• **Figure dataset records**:
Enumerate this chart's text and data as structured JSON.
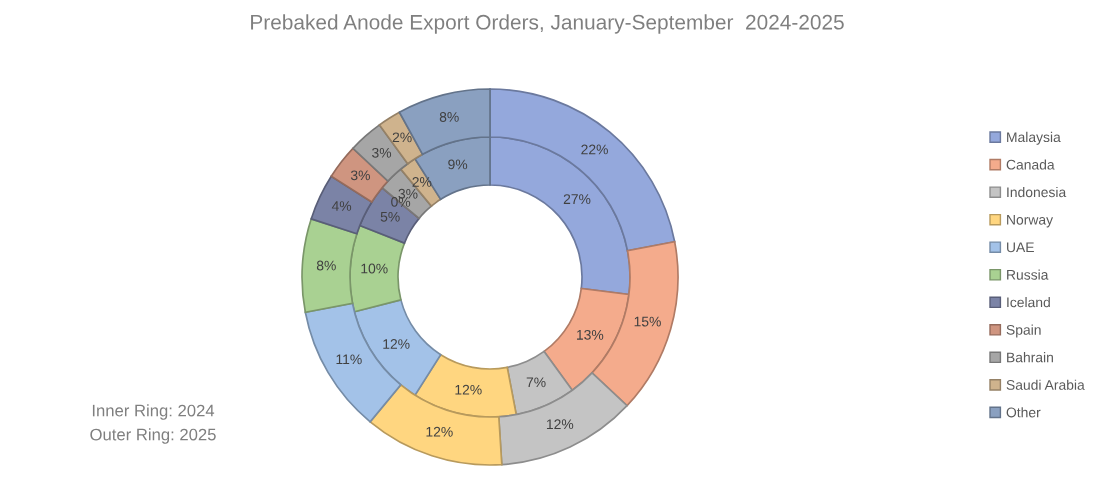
{
  "chart_data": {
    "type": "donut",
    "title": "Prebaked Anode Export Orders, January-September  2024-2025",
    "categories": [
      "Malaysia",
      "Canada",
      "Indonesia",
      "Norway",
      "UAE",
      "Russia",
      "Iceland",
      "Spain",
      "Bahrain",
      "Saudi Arabia",
      "Other"
    ],
    "colors": [
      "#94a8dc",
      "#f4ab8c",
      "#c4c4c4",
      "#ffd680",
      "#a3c2e8",
      "#a9d192",
      "#7b83a6",
      "#cf9580",
      "#a6a6a6",
      "#cfb38d",
      "#8aa0c0"
    ],
    "series": [
      {
        "values": [
          27,
          13,
          7,
          12,
          12,
          10,
          5,
          0,
          3,
          2,
          9
        ],
        "value_labels": [
          "27%",
          "13%",
          "7%",
          "12%",
          "12%",
          "10%",
          "5%",
          "0%",
          "3%",
          "2%",
          "9%"
        ]
      },
      {
        "values": [
          22,
          15,
          12,
          12,
          11,
          8,
          4,
          3,
          3,
          2,
          8
        ],
        "value_labels": [
          "22%",
          "15%",
          "12%",
          "12%",
          "11%",
          "8%",
          "4%",
          "3%",
          "3%",
          "2%",
          "8%"
        ]
      }
    ],
    "legend": "right",
    "annotations": [
      "Inner Ring: 2024",
      "Outer Ring: 2025"
    ]
  }
}
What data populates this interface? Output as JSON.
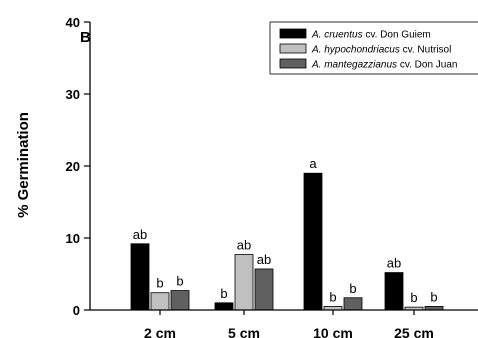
{
  "chart_data": {
    "type": "bar",
    "panel_label": "B",
    "ylabel": "% Germination",
    "xlabel": "",
    "ylim": [
      0,
      40
    ],
    "yticks": [
      0,
      10,
      20,
      30,
      40
    ],
    "categories": [
      "2 cm",
      "5 cm",
      "10 cm",
      "25 cm"
    ],
    "legend_position": "top-right",
    "series": [
      {
        "species": "A. cruentus",
        "cultivar": " cv. Don Guiem",
        "color": "#000000",
        "values": [
          9.2,
          1.0,
          19.0,
          5.2
        ],
        "labels": [
          "ab",
          "b",
          "a",
          "ab"
        ]
      },
      {
        "species": "A. hypochondriacus",
        "cultivar": " cv. Nutrisol",
        "color": "#c0c0c0",
        "values": [
          2.4,
          7.7,
          0.5,
          0.4
        ],
        "labels": [
          "b",
          "ab",
          "b",
          "b"
        ]
      },
      {
        "species": "A. mantegazzianus",
        "cultivar": " cv. Don Juan",
        "color": "#606060",
        "values": [
          2.7,
          5.7,
          1.7,
          0.5
        ],
        "labels": [
          "b",
          "ab",
          "b",
          "b"
        ]
      }
    ]
  }
}
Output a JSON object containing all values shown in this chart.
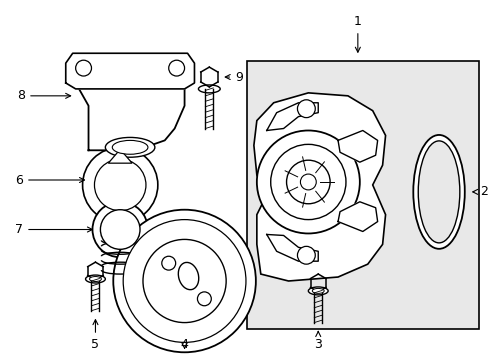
{
  "bg_color": "#ffffff",
  "label_color": "#000000",
  "line_color": "#000000",
  "box_bg": "#e8e8e8",
  "figsize": [
    4.89,
    3.6
  ],
  "dpi": 100
}
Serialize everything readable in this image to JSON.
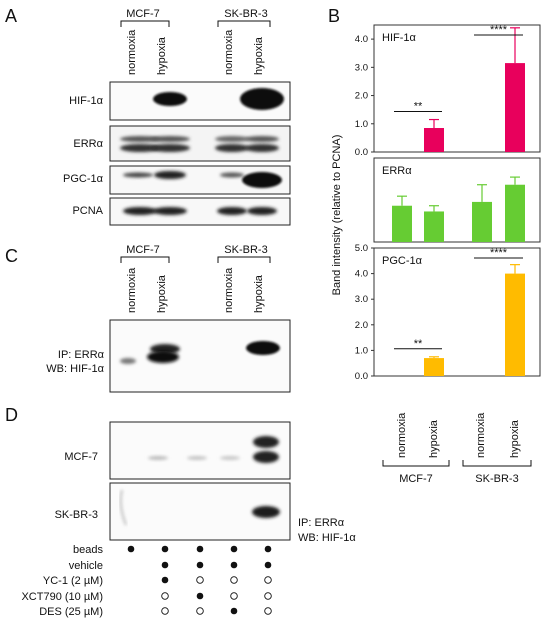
{
  "panels": {
    "A": "A",
    "B": "B",
    "C": "C",
    "D": "D"
  },
  "cell_lines": [
    "MCF-7",
    "SK-BR-3"
  ],
  "conditions": [
    "normoxia",
    "hypoxia",
    "normoxia",
    "hypoxia"
  ],
  "panelA_rows": [
    "HIF-1α",
    "ERRα",
    "PGC-1α",
    "PCNA"
  ],
  "panelC_label": [
    "IP: ERRα",
    "WB: HIF-1α"
  ],
  "panelD_rows": [
    "MCF-7",
    "SK-BR-3"
  ],
  "panelD_label": [
    "IP: ERRα",
    "WB: HIF-1α"
  ],
  "treatment_table": {
    "rows": [
      {
        "label": "beads",
        "marks": [
          1,
          1,
          1,
          1,
          1
        ]
      },
      {
        "label": "vehicle",
        "marks": [
          null,
          1,
          1,
          1,
          1
        ]
      },
      {
        "label": "YC-1  (2 µM)",
        "marks": [
          null,
          1,
          0,
          0,
          0
        ]
      },
      {
        "label": "XCT790 (10 µM)",
        "marks": [
          null,
          0,
          1,
          0,
          0
        ]
      },
      {
        "label": "DES (25 µM)",
        "marks": [
          null,
          0,
          0,
          1,
          0
        ]
      }
    ]
  },
  "colors": {
    "hif": "#E8005C",
    "erra": "#66CC33",
    "pgc": "#FFBB00"
  },
  "chart_data": {
    "type": "bar",
    "ylabel": "Band intensity (relative to PCNA)",
    "categories": [
      "normoxia",
      "hypoxia",
      "normoxia",
      "hypoxia"
    ],
    "groups": [
      "MCF-7",
      "SK-BR-3"
    ],
    "subplots": [
      {
        "title": "HIF-1α",
        "color": "#E8005C",
        "ylim": [
          0,
          4.5
        ],
        "yticks": [
          "0.0",
          "1.0",
          "2.0",
          "3.0",
          "4.0"
        ],
        "values": [
          0,
          0.85,
          0,
          3.15
        ],
        "errors": [
          0,
          0.3,
          0,
          1.25
        ],
        "significance": [
          {
            "pair": [
              0,
              1
            ],
            "label": "**"
          },
          {
            "pair": [
              2,
              3
            ],
            "label": "****"
          }
        ]
      },
      {
        "title": "ERRα",
        "color": "#66CC33",
        "ylim": [
          0,
          2.2
        ],
        "yticks": [],
        "values": [
          0.95,
          0.8,
          1.05,
          1.5
        ],
        "errors": [
          0.25,
          0.15,
          0.45,
          0.2
        ],
        "significance": []
      },
      {
        "title": "PGC-1α",
        "color": "#FFBB00",
        "ylim": [
          0,
          5.0
        ],
        "yticks": [
          "0.0",
          "1.0",
          "2.0",
          "3.0",
          "4.0",
          "5.0"
        ],
        "values": [
          0,
          0.7,
          0,
          4.0
        ],
        "errors": [
          0,
          0.05,
          0,
          0.35
        ],
        "significance": [
          {
            "pair": [
              0,
              1
            ],
            "label": "**"
          },
          {
            "pair": [
              2,
              3
            ],
            "label": "****"
          }
        ]
      }
    ]
  }
}
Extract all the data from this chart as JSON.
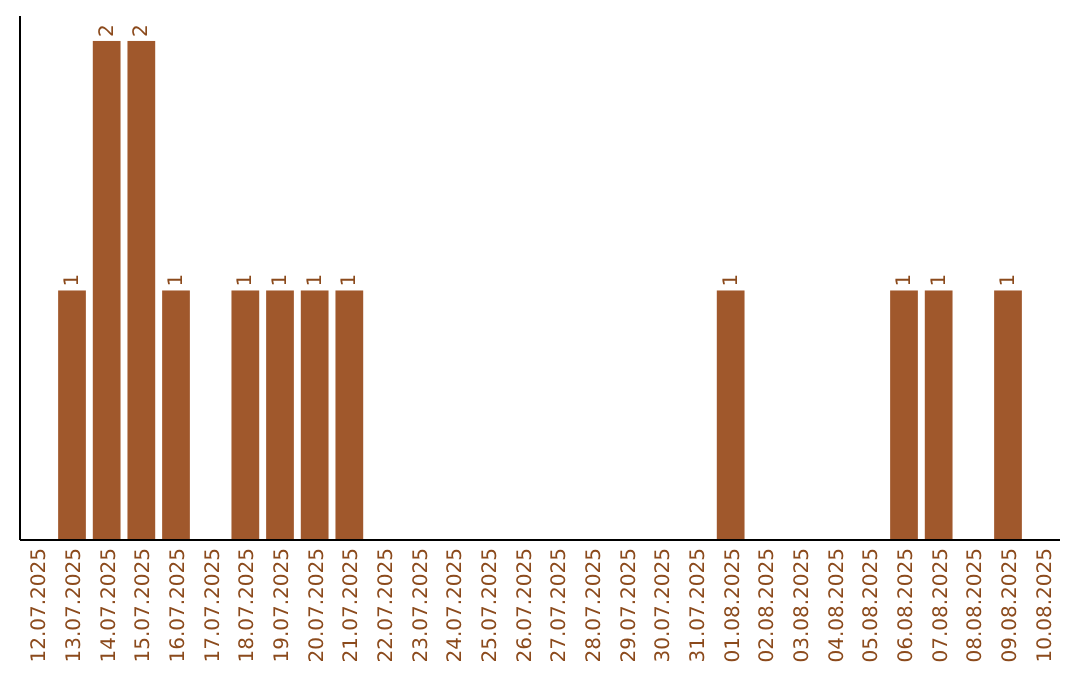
{
  "chart_data": {
    "type": "bar",
    "categories": [
      "12.07.2025",
      "13.07.2025",
      "14.07.2025",
      "15.07.2025",
      "16.07.2025",
      "17.07.2025",
      "18.07.2025",
      "19.07.2025",
      "20.07.2025",
      "21.07.2025",
      "22.07.2025",
      "23.07.2025",
      "24.07.2025",
      "25.07.2025",
      "26.07.2025",
      "27.07.2025",
      "28.07.2025",
      "29.07.2025",
      "30.07.2025",
      "31.07.2025",
      "01.08.2025",
      "02.08.2025",
      "03.08.2025",
      "04.08.2025",
      "05.08.2025",
      "06.08.2025",
      "07.08.2025",
      "08.08.2025",
      "09.08.2025",
      "10.08.2025"
    ],
    "values": [
      0,
      1,
      2,
      2,
      1,
      0,
      1,
      1,
      1,
      1,
      0,
      0,
      0,
      0,
      0,
      0,
      0,
      0,
      0,
      0,
      1,
      0,
      0,
      0,
      0,
      1,
      1,
      0,
      1,
      0
    ],
    "value_labels": [
      null,
      "1",
      "2",
      "2",
      "1",
      null,
      "1",
      "1",
      "1",
      "1",
      null,
      null,
      null,
      null,
      null,
      null,
      null,
      null,
      null,
      null,
      "1",
      null,
      null,
      null,
      null,
      "1",
      "1",
      null,
      "1",
      null
    ],
    "color": "#a0582c",
    "ylim": [
      0,
      2.1
    ],
    "tick_labels": "x"
  }
}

• **The task**: Within the listing above, copy each line that has the string "this".

• **The solution**:
Enumerate this chart's text and data as structured JSON.
What data populates this interface? Output as JSON.
Output a JSON object containing all values shown in this chart.
Serialize everything readable in this image to JSON.
Extract all the data from this chart as JSON.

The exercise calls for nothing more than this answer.